Look through the listing for the word "this". Copy each line that has it.

start

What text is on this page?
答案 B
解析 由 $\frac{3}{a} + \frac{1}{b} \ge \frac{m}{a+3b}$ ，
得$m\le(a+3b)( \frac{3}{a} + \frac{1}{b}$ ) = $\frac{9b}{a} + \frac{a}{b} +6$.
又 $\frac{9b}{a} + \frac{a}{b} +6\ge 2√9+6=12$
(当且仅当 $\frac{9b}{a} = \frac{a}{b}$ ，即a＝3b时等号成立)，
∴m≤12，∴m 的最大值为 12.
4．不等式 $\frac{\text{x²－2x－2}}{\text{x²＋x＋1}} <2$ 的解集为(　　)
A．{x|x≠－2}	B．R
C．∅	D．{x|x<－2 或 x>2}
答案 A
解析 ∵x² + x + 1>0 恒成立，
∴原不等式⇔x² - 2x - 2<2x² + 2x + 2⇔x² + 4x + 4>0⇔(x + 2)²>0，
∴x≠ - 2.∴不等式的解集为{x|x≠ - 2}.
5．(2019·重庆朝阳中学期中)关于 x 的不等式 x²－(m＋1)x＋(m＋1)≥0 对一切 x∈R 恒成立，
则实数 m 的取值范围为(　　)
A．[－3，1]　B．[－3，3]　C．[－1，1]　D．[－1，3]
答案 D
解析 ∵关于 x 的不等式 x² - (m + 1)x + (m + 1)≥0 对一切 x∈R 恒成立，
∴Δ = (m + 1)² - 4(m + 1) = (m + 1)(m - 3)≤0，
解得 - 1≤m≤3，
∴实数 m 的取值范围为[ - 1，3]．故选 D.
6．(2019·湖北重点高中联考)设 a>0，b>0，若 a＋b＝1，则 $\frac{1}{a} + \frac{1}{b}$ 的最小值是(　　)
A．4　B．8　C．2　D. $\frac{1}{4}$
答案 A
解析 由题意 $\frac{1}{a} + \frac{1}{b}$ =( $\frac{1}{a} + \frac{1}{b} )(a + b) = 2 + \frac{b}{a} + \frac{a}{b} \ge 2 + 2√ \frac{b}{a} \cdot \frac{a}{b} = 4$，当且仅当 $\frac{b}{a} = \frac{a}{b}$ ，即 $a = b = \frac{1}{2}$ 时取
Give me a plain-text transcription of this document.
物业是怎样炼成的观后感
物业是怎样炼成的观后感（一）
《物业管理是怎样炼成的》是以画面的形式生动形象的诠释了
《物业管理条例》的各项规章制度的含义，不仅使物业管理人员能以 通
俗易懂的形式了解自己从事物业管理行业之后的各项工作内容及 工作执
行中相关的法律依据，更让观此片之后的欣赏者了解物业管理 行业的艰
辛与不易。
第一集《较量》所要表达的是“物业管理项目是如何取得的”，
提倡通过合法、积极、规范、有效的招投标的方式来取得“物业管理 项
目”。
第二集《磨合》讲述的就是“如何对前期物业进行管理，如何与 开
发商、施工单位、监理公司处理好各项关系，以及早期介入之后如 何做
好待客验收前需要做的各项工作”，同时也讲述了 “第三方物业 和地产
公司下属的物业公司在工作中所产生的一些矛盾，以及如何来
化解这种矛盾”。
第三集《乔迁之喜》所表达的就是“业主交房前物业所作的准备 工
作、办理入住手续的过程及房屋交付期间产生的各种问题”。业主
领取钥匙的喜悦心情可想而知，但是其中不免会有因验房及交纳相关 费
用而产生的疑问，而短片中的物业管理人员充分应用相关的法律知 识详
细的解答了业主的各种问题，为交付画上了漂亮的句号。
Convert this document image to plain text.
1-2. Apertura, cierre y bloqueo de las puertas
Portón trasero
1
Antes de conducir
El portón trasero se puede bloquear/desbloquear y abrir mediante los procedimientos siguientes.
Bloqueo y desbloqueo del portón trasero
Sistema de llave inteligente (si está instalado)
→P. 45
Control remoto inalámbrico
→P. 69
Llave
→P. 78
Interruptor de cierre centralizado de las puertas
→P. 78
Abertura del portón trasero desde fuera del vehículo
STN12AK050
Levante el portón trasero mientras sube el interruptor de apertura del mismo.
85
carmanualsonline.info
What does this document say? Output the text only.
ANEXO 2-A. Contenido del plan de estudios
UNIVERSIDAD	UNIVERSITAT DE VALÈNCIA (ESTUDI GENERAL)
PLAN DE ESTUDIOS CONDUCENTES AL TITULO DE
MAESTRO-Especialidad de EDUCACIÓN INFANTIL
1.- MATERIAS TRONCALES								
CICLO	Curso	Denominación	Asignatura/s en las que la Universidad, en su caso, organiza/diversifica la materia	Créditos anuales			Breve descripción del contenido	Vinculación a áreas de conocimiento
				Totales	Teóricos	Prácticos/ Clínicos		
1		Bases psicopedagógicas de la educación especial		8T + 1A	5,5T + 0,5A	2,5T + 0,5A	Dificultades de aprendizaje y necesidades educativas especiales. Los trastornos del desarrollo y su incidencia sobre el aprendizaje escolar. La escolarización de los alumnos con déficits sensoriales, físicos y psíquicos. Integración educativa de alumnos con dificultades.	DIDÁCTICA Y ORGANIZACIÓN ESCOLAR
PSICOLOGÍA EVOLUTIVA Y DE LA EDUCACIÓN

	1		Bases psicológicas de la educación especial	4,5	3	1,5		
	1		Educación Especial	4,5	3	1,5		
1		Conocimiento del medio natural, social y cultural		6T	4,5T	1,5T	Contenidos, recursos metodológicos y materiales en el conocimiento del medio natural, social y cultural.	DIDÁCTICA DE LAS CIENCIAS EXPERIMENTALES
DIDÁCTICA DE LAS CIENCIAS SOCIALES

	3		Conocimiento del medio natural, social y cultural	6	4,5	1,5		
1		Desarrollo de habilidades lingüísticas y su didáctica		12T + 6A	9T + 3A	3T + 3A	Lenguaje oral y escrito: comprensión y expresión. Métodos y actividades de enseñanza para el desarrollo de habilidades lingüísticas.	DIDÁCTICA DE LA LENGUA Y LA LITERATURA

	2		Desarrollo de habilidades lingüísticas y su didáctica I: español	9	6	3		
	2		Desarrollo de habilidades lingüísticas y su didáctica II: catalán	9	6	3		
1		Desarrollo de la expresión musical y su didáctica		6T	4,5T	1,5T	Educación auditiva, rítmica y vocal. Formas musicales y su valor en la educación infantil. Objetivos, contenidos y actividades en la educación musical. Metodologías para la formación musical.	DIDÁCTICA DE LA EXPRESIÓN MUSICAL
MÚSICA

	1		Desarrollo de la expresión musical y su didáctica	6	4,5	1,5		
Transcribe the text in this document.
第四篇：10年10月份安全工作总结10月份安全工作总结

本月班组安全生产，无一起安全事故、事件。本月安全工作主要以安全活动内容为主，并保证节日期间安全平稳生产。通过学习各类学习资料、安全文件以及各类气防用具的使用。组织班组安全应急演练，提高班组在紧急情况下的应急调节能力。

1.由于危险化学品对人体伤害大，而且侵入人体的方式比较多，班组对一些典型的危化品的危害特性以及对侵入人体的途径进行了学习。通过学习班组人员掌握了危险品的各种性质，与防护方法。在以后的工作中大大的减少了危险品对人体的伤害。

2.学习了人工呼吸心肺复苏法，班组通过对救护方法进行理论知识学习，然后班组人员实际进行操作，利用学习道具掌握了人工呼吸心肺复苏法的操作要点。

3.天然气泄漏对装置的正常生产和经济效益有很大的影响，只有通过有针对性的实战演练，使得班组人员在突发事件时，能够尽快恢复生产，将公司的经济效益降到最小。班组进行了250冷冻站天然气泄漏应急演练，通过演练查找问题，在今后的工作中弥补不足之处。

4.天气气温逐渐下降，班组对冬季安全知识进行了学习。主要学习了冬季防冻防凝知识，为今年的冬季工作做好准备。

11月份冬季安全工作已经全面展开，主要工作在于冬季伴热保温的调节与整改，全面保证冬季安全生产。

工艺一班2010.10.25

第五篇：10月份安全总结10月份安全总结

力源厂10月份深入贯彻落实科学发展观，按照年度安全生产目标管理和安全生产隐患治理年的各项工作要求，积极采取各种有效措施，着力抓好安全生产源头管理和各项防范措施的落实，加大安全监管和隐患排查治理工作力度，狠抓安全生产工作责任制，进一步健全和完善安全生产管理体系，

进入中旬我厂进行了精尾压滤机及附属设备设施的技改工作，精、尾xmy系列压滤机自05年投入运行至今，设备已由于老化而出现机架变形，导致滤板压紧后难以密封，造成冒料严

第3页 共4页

end

** Response **
What text is on this page?
Give me a plain-text transcription of this document.
Convert this document image to plain text.
What does this document say? Output the text only.
Transcribe the text in this document.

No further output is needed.